§ **Что требуется**
1. Сколько комсомольцев насчитывал продотряд № 3 согласно рассказу о продотряде?
2. Продолжите рассказ о продотряде, начав сразу после его последнего предложения.

------ Исходный отрывок ------

«Бывали дни веселые, гулял я молодец», — раздавалось в товарном вагоне продотрядцев. Они ехали из Ингушетии в Кабарду.
Это был продотряд № 3.
Он насчитывал одиннадцать комсомольцев. Большей частью они были из Южной Осетии (Грузия).
Дело в том, что до 1921 года в Грузии царствовало меньшевистское правительство, всячески притеснявшее как грузин, так и осетин. Это послужило причиной восстания крестьян Южной Осетии. В неравной борьбе восстание было жестоко подавлено. Запылали огнем сакли осетин. Немало восставших живыми было брошено в утробу огня. «Меньшевистские казаки» — народогвардейцы — не знали пощады.
Осетины вынуждены были бежать под защиту соввласти в Терскую область.
Большинство комсомольцев нашего отряда были беженцы. Они часто говорили мне: «Все равно советская власть победит и в Грузии, мы при первом же выстреле против грузинских меньшевиков будем там, в рядах сражающихся». Это обещание они очень скоро выполнили.
Это произошло так.
[ Читать далее]Стояла холодная зима. Мы находились в ингушском селении (ингуши — племя горцев Кавказа) Базоркино.
Помещение, занятое нами, напоминало скорее хлев, чем человеческое жилище. Пол был земляной, двери с просвечивающими щелями, окно, залепленное газетной бумагой, едва светило. Отовсюду, посвистывая, дул ветер. Никаких нар у нас не имелось, спали на соломе...
Вдруг к нам вошел один из продотрядцев, который накануне был послан по делам в Назрань.
— Ну что, газету привез?» — спросили мы почти в один голос.
Приехавший достал из кармана смятую газету, предварительно попросив закурить.
— Андрюха! Читай вслух, что нового, — обратились ко мне ребята.
Я подошел поближе к лампе. Первое, что бросилось в глаза, это слова, напечатанные жирным шрифтом: «Восстание в Грузии». Я прочитал это. Лежавшие до того на соломе осетины-продотрядцы в один миг окружили меня и все превратились в слух. Газета принесла им дорогую весть.
«Под руководством компартии в Грузии произошло восстание против социал-предателей. Красные повстанцы успешно занимают все новые и новые места», — читал я.
— Ура! — как бы сговорившись, загремели молодые голоса.
Этим «ура» было сказано все. В «ура» слышалась радость, месть, злоба и готовность на борьбу.
В ту же ночь из продотряда исчезли почти все осетины-комсомольцы. С ними исчезли и их винтовки. Как оказалось впоследствии, они пошли пешком из Базоркина к Дарьяльскому ущелью, где укрепились ненавистные им народогвардейцы.
Таким образом, число комсомольцев в продотряде № 3 с уходом осетин значительно уменьшилось. Но мы не могли осуждать убежавших.

------ Фрагменты данных ------

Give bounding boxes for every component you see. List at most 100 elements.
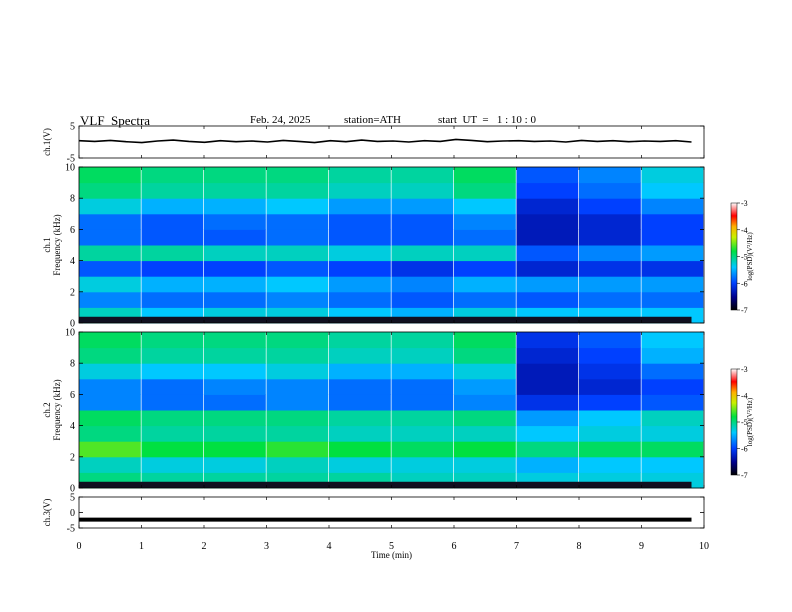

------
------ Фрагменты данных ------

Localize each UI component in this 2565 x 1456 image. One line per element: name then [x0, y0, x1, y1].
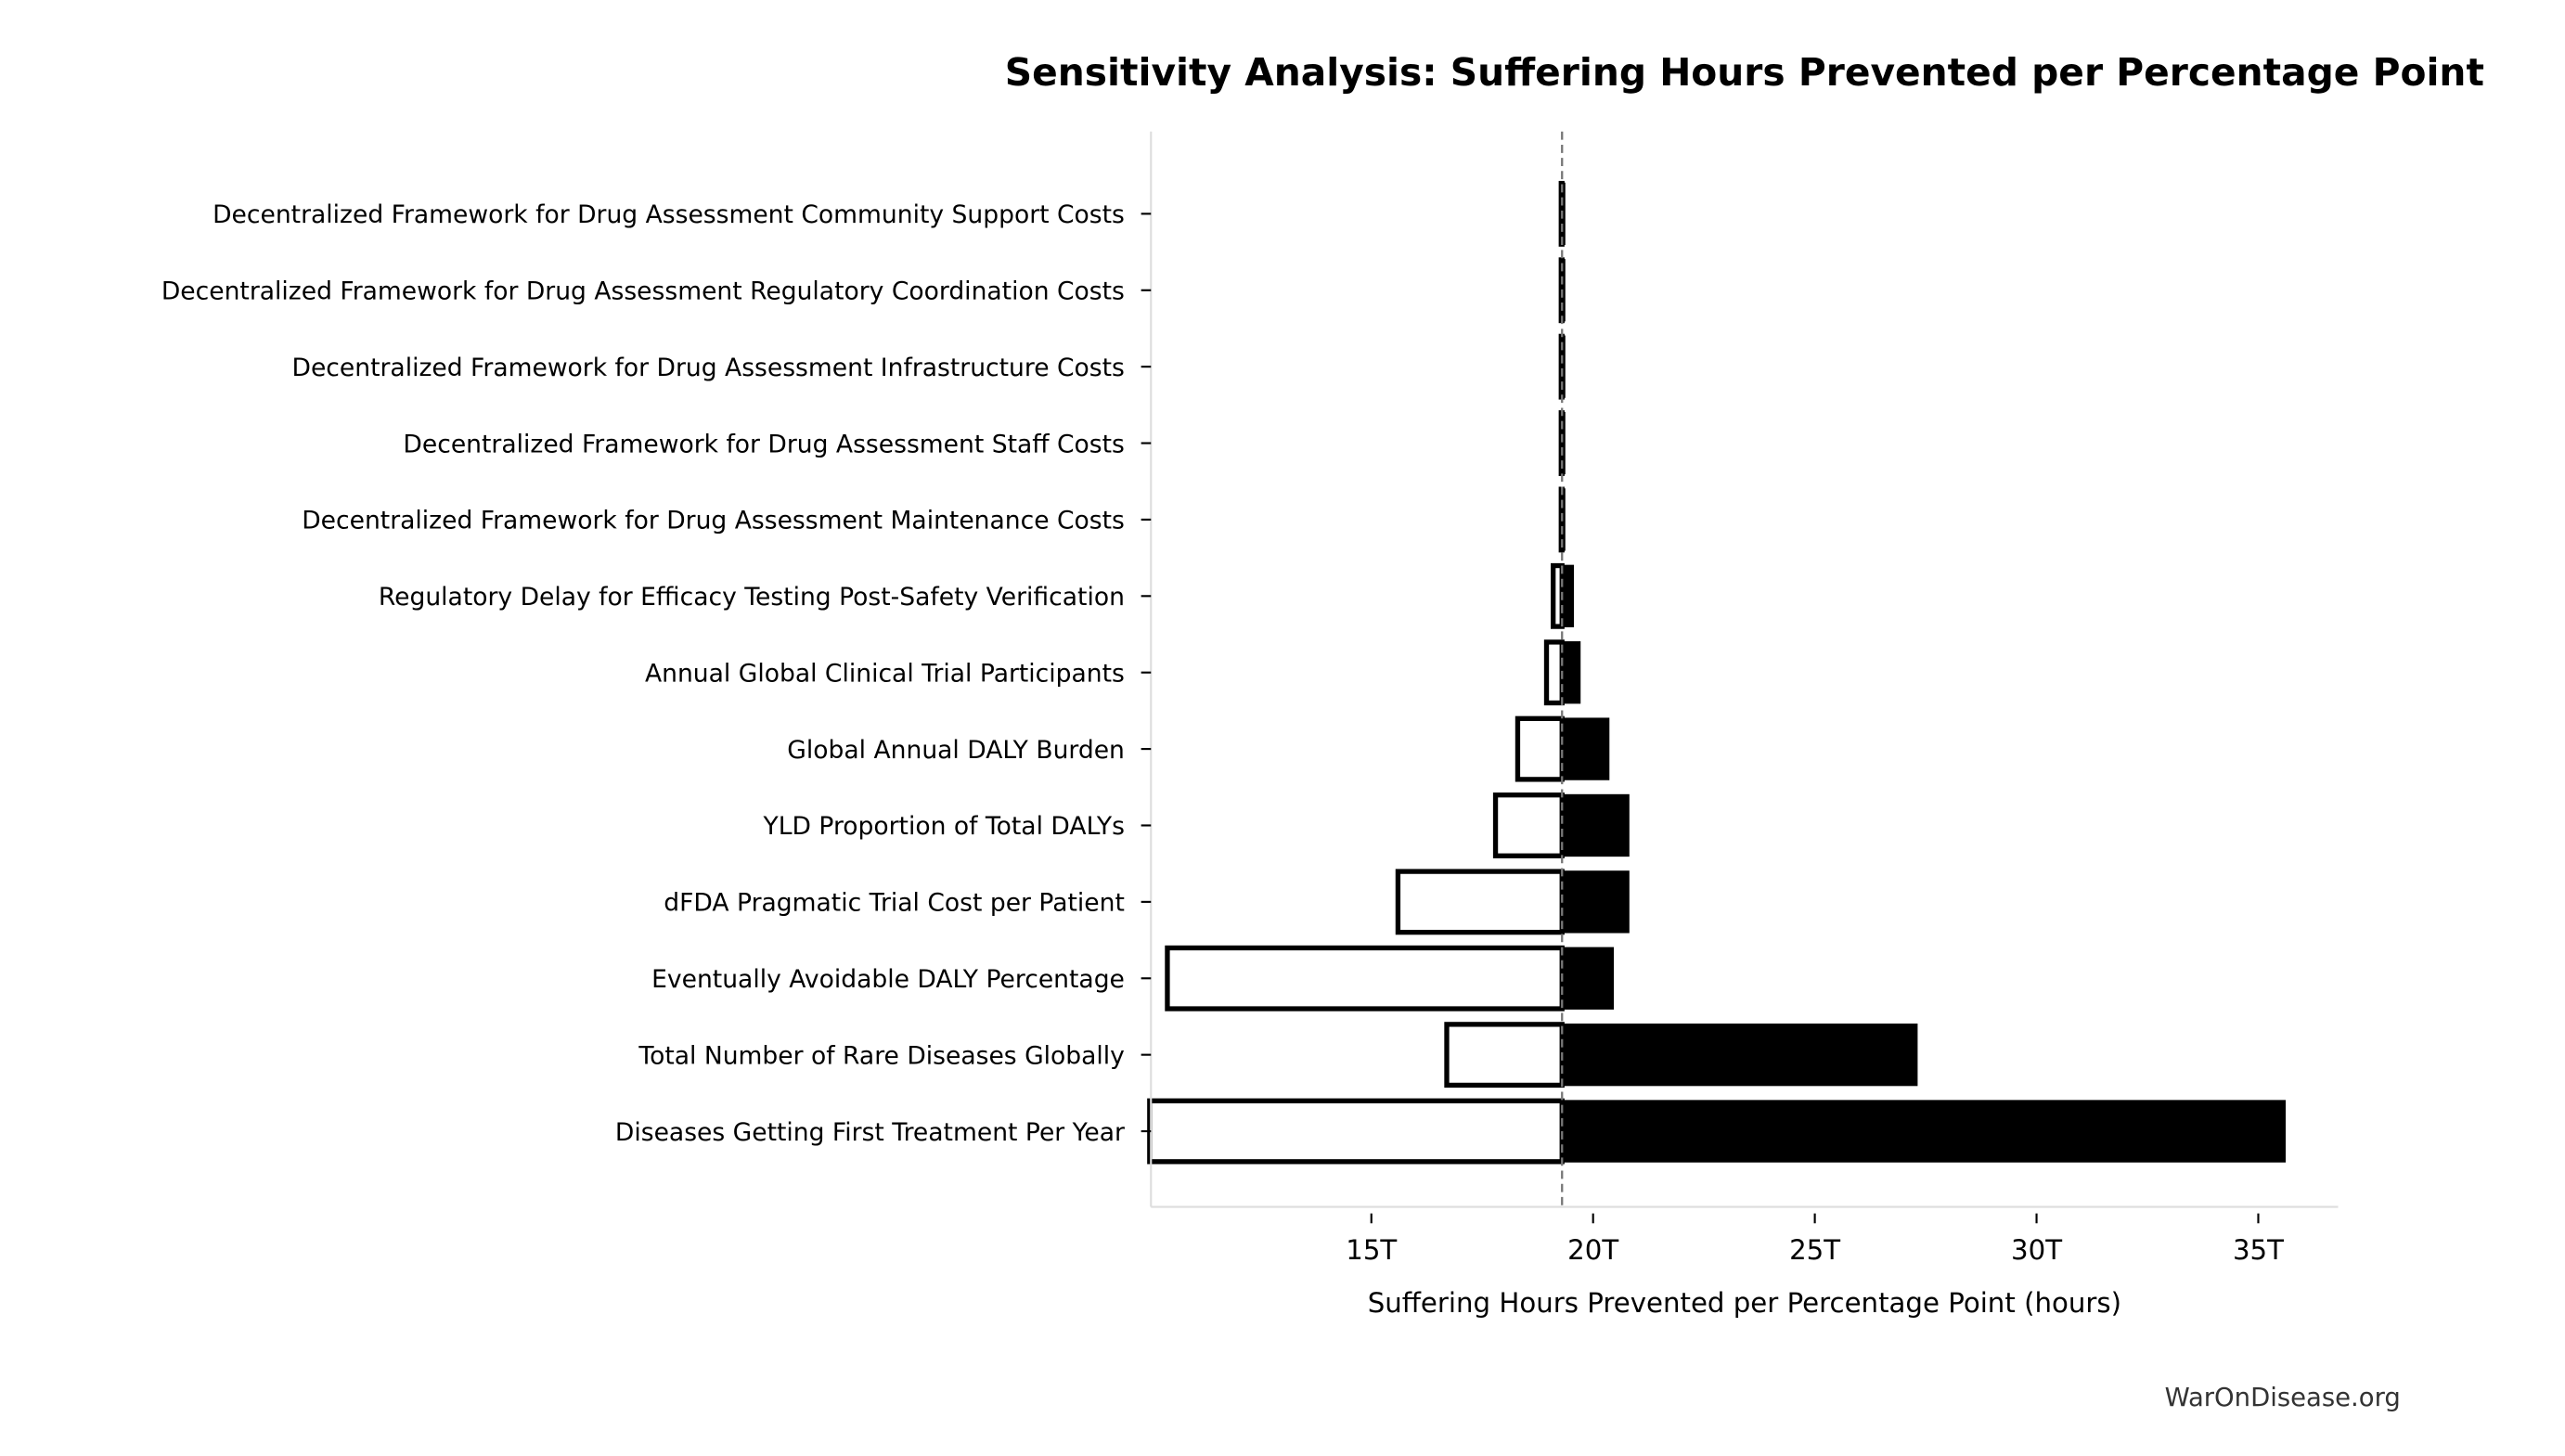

------

§ **Решённые задачи**
1. Одиннадцать.

2.
Много мы натерпелись в Ингушетии: голод, холод, тяжелая работа, полная препятствий. Нам ведь приходилось работать не только по сбору разверстки, но и вести борьбу с бандами, с самогонщиками и пр. В особенности нас недолюбливали, конечно, кулаки.
Что касается крестьян-бедняков, то и среди них было немало настроенных против нас. Это объясняется тем, что в местные органы власти — в исполкомы — часто попадали антисоветские элементы, которые давали неправильные сведения о материальном состоянии крестьян и таким образом направляли нашу работу против крестьян-бедняков. Нужно также отметить еще одно обстоятельство, настраивающее крестьян против продотряда. Дело в том, что руководителями продотрядов часто назначались люди, не знавшие местных обычаев, традиций и т п. Понятно, что у них не было соответствующего подхода. «Цель оправдывает средства» — вот под каким лозунгом приходилось работать. Но часто эти «средства» кончались очень плохо. К нам доходили слухи, что во многих местах находили агентов-контролеров, а также рядовых продотрядцев с распоротыми животами, наполненными хлебным зерном. Часто на шинели несчастного была приколота булавкой бумага с надписью «жри, собака, наедайся».
От таких случаев ни один из нас не был гарантирован, тем более коммунисты и комсомольцы. Но мы продолжали вести свою работу, зная, что этим будет обеспечена победа на внешних военном и трудовом фронтах. Для этого приходилось идти на подчас и для нас самих неприятные средства.
И вот этот продотряд, проработав пять месяцев в Ингушетии, получил новое назначение в Нальчикский округ (Кабардино-Балкарская область).
Распевая песни, ехали продотрядцы на новую работу.
Веселье мало нарушал «отчаянный» вид продотрядцев: многие были в больничных халатах, обувь у большинства находилась в крайне незавидном состоянии...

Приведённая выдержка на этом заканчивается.